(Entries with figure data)
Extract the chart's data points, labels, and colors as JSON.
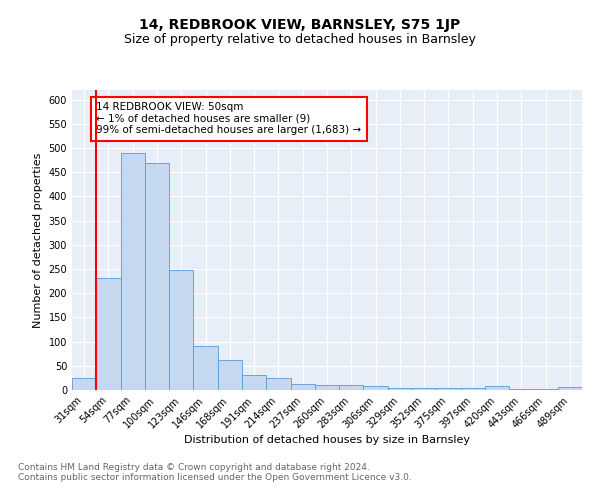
{
  "title": "14, REDBROOK VIEW, BARNSLEY, S75 1JP",
  "subtitle": "Size of property relative to detached houses in Barnsley",
  "xlabel": "Distribution of detached houses by size in Barnsley",
  "ylabel": "Number of detached properties",
  "categories": [
    "31sqm",
    "54sqm",
    "77sqm",
    "100sqm",
    "123sqm",
    "146sqm",
    "168sqm",
    "191sqm",
    "214sqm",
    "237sqm",
    "260sqm",
    "283sqm",
    "306sqm",
    "329sqm",
    "352sqm",
    "375sqm",
    "397sqm",
    "420sqm",
    "443sqm",
    "466sqm",
    "489sqm"
  ],
  "values": [
    25,
    232,
    490,
    470,
    248,
    90,
    63,
    30,
    24,
    13,
    11,
    11,
    8,
    5,
    4,
    4,
    4,
    8,
    2,
    2,
    6
  ],
  "bar_color": "#c5d8f0",
  "bar_edge_color": "#5b9bd5",
  "red_line_x": 0.5,
  "annotation_text": "14 REDBROOK VIEW: 50sqm\n← 1% of detached houses are smaller (9)\n99% of semi-detached houses are larger (1,683) →",
  "annotation_box_color": "white",
  "annotation_box_edge_color": "red",
  "ylim": [
    0,
    620
  ],
  "yticks": [
    0,
    50,
    100,
    150,
    200,
    250,
    300,
    350,
    400,
    450,
    500,
    550,
    600
  ],
  "background_color": "#e8eef8",
  "grid_color": "white",
  "footer_text": "Contains HM Land Registry data © Crown copyright and database right 2024.\nContains public sector information licensed under the Open Government Licence v3.0.",
  "title_fontsize": 10,
  "subtitle_fontsize": 9,
  "xlabel_fontsize": 8,
  "ylabel_fontsize": 8,
  "tick_fontsize": 7,
  "annotation_fontsize": 7.5,
  "footer_fontsize": 6.5
}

**EXERCISE INSTRUCTIONS**
Determine the number of lines in the records that include the string "REDBROOK", and respond with that number only.

**EXERCISE ANSWER**
2